## THE PROBLEM
Quote the listing in full, exactly as given, minus any pictures.

## EXERCISE MATERIALS
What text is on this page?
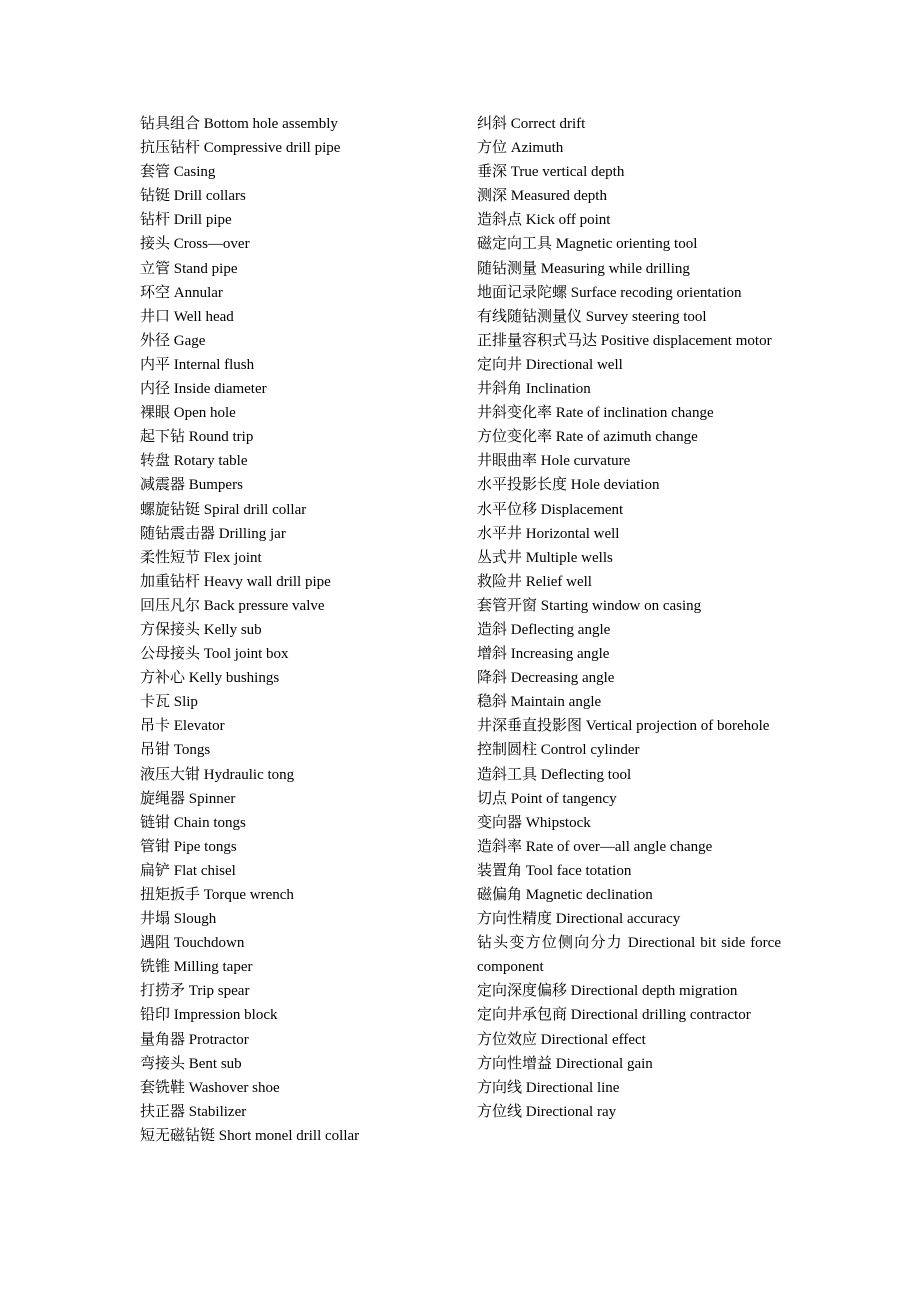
钻具组合 Bottom hole assembly
抗压钻杆 Compressive drill pipe
套管 Casing
钻铤 Drill collars
钻杆 Drill pipe
接头 Cross—over
立管 Stand pipe
环空 Annular
井口 Well head
外径 Gage
内平 Internal flush
内径 Inside diameter
裸眼 Open hole
起下钻 Round trip
转盘 Rotary table
减震器 Bumpers
螺旋钻铤 Spiral drill collar
随钻震击器 Drilling jar
柔性短节 Flex joint
加重钻杆 Heavy wall drill pipe
回压凡尔 Back pressure valve
方保接头 Kelly sub
公母接头 Tool joint box
方补心 Kelly bushings
卡瓦 Slip
吊卡 Elevator
吊钳 Tongs
液压大钳 Hydraulic tong
旋绳器 Spinner
链钳 Chain tongs
管钳 Pipe tongs
扁铲 Flat chisel
扭矩扳手 Torque wrench
井塌 Slough
遇阻 Touchdown
铣锥 Milling taper
打捞矛 Trip spear
铅印 Impression block
量角器 Protractor
弯接头 Bent sub
套铣鞋 Washover shoe
扶正器 Stabilizer
短无磁钻铤 Short monel drill collar
纠斜 Correct drift
方位 Azimuth
垂深 True vertical depth
测深 Measured depth
造斜点 Kick off point
磁定向工具 Magnetic orienting tool
随钻测量 Measuring while drilling
地面记录陀螺 Surface recoding orientation
有线随钻测量仪 Survey steering tool
正排量容积式马达 Positive displacement motor
定向井 Directional well
井斜角 Inclination
井斜变化率 Rate of inclination change
方位变化率 Rate of azimuth change
井眼曲率 Hole curvature
水平投影长度 Hole deviation
水平位移 Displacement
水平井 Horizontal well
丛式井 Multiple wells
救险井 Relief well
套管开窗 Starting window on casing
造斜 Deflecting angle
增斜 Increasing angle
降斜 Decreasing angle
稳斜 Maintain angle
井深垂直投影图 Vertical projection of borehole
控制圆柱 Control cylinder
造斜工具 Deflecting tool
切点 Point of tangency
变向器 Whipstock
造斜率 Rate of over—all angle change
装置角 Tool face totation
磁偏角 Magnetic declination
方向性精度 Directional accuracy
钻头变方位侧向分力 Directional bit side force component
定向深度偏移 Directional depth migration
定向井承包商 Directional drilling contractor
方位效应 Directional effect
方向性增益 Directional gain
方向线 Directional line
方位线 Directional ray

## IN RESPONSE
What text is on this page?
钻具组合 Bottom hole assembly
抗压钻杆 Compressive drill pipe
套管 Casing
钻铤 Drill collars
钻杆 Drill pipe
接头 Cross—over
立管 Stand pipe
环空 Annular
井口 Well head
外径 Gage
内平 Internal flush
内径 Inside diameter
裸眼 Open hole
起下钻 Round trip
转盘 Rotary table
减震器 Bumpers
螺旋钻铤 Spiral drill collar
随钻震击器 Drilling jar
柔性短节 Flex joint
加重钻杆 Heavy wall drill pipe
回压凡尔 Back pressure valve
方保接头 Kelly sub
公母接头 Tool joint box
方补心 Kelly bushings
卡瓦 Slip
吊卡 Elevator
吊钳 Tongs
液压大钳 Hydraulic tong
旋绳器 Spinner
链钳 Chain tongs
管钳 Pipe tongs
扁铲 Flat chisel
扭矩扳手 Torque wrench
井塌 Slough
遇阻 Touchdown
铣锥 Milling taper
打捞矛 Trip spear
铅印 Impression block
量角器 Protractor
弯接头 Bent sub
套铣鞋 Washover shoe
扶正器 Stabilizer
短无磁钻铤 Short monel drill collar
纠斜 Correct drift
方位 Azimuth
垂深 True vertical depth
测深 Measured depth
造斜点 Kick off point
磁定向工具 Magnetic orienting tool
随钻测量 Measuring while drilling
地面记录陀螺 Surface recoding orientation
有线随钻测量仪 Survey steering tool
正排量容积式马达 Positive displacement motor
定向井 Directional well
井斜角 Inclination
井斜变化率 Rate of inclination change
方位变化率 Rate of azimuth change
井眼曲率 Hole curvature
水平投影长度 Hole deviation
水平位移 Displacement
水平井 Horizontal well
丛式井 Multiple wells
救险井 Relief well
套管开窗 Starting window on casing
造斜 Deflecting angle
增斜 Increasing angle
降斜 Decreasing angle
稳斜 Maintain angle
井深垂直投影图 Vertical projection of borehole
控制圆柱 Control cylinder
造斜工具 Deflecting tool
切点 Point of tangency
变向器 Whipstock
造斜率 Rate of over—all angle change
装置角 Tool face totation
磁偏角 Magnetic declination
方向性精度 Directional accuracy
钻头变方位侧向分力 Directional bit side force component
定向深度偏移 Directional depth migration
定向井承包商 Directional drilling contractor
方位效应 Directional effect
方向性增益 Directional gain
方向线 Directional line
方位线 Directional ray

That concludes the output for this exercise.